— start of Data supplied —

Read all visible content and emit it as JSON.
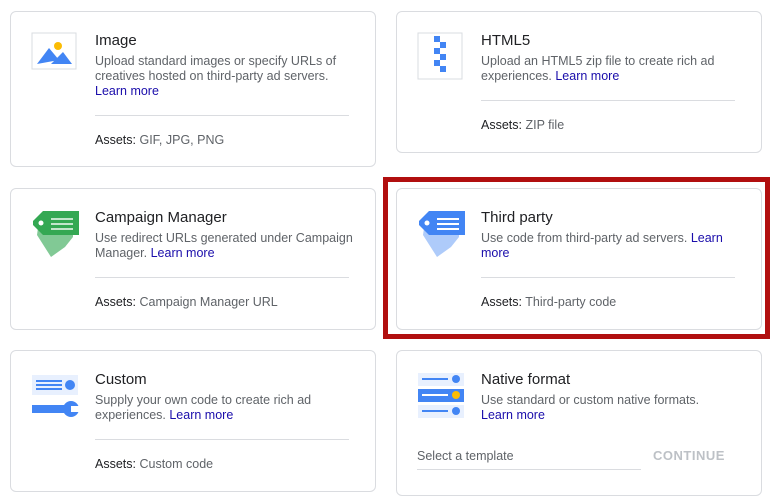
{
  "cards": {
    "image": {
      "title": "Image",
      "description": "Upload standard images or specify URLs of creatives hosted on third-party ad servers.",
      "learn_more": "Learn more",
      "assets_label": "Assets:",
      "assets_value": "GIF, JPG, PNG",
      "icon": "image-icon"
    },
    "html5": {
      "title": "HTML5",
      "description": "Upload an HTML5 zip file to create rich ad experiences.",
      "learn_more": "Learn more",
      "assets_label": "Assets:",
      "assets_value": "ZIP file",
      "icon": "zip-file-icon"
    },
    "campaign_manager": {
      "title": "Campaign Manager",
      "description": "Use redirect URLs generated under Campaign Manager.",
      "learn_more": "Learn more",
      "assets_label": "Assets:",
      "assets_value": "Campaign Manager URL",
      "icon": "green-tag-icon"
    },
    "third_party": {
      "title": "Third party",
      "description": "Use code from third-party ad servers.",
      "learn_more": "Learn more",
      "assets_label": "Assets:",
      "assets_value": "Third-party code",
      "icon": "blue-tag-icon"
    },
    "custom": {
      "title": "Custom",
      "description": "Supply your own code to create rich ad experiences.",
      "learn_more": "Learn more",
      "assets_label": "Assets:",
      "assets_value": "Custom code",
      "icon": "custom-code-icon"
    },
    "native": {
      "title": "Native format",
      "description": "Use standard or custom native formats.",
      "learn_more": "Learn more",
      "template_placeholder": "Select a template",
      "continue_label": "CONTINUE",
      "icon": "native-format-icon"
    }
  },
  "colors": {
    "highlight": "#b10f0f",
    "link": "#1a0dab",
    "blue": "#4285f4",
    "green": "#34a853",
    "yellow": "#fbbc04"
  }
}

— end of Data supplied —

### Task to complete
Transcribe the records verbatim and omit the images.

### Task response
Read all visible content and emit it as JSON.
{
  "cards": {
    "image": {
      "title": "Image",
      "description": "Upload standard images or specify URLs of creatives hosted on third-party ad servers.",
      "learn_more": "Learn more",
      "assets_label": "Assets:",
      "assets_value": "GIF, JPG, PNG",
      "icon": "image-icon"
    },
    "html5": {
      "title": "HTML5",
      "description": "Upload an HTML5 zip file to create rich ad experiences.",
      "learn_more": "Learn more",
      "assets_label": "Assets:",
      "assets_value": "ZIP file",
      "icon": "zip-file-icon"
    },
    "campaign_manager": {
      "title": "Campaign Manager",
      "description": "Use redirect URLs generated under Campaign Manager.",
      "learn_more": "Learn more",
      "assets_label": "Assets:",
      "assets_value": "Campaign Manager URL",
      "icon": "green-tag-icon"
    },
    "third_party": {
      "title": "Third party",
      "description": "Use code from third-party ad servers.",
      "learn_more": "Learn more",
      "assets_label": "Assets:",
      "assets_value": "Third-party code",
      "icon": "blue-tag-icon"
    },
    "custom": {
      "title": "Custom",
      "description": "Supply your own code to create rich ad experiences.",
      "learn_more": "Learn more",
      "assets_label": "Assets:",
      "assets_value": "Custom code",
      "icon": "custom-code-icon"
    },
    "native": {
      "title": "Native format",
      "description": "Use standard or custom native formats.",
      "learn_more": "Learn more",
      "template_placeholder": "Select a template",
      "continue_label": "CONTINUE",
      "icon": "native-format-icon"
    }
  },
  "colors": {
    "highlight": "#b10f0f",
    "link": "#1a0dab",
    "blue": "#4285f4",
    "green": "#34a853",
    "yellow": "#fbbc04"
  }
}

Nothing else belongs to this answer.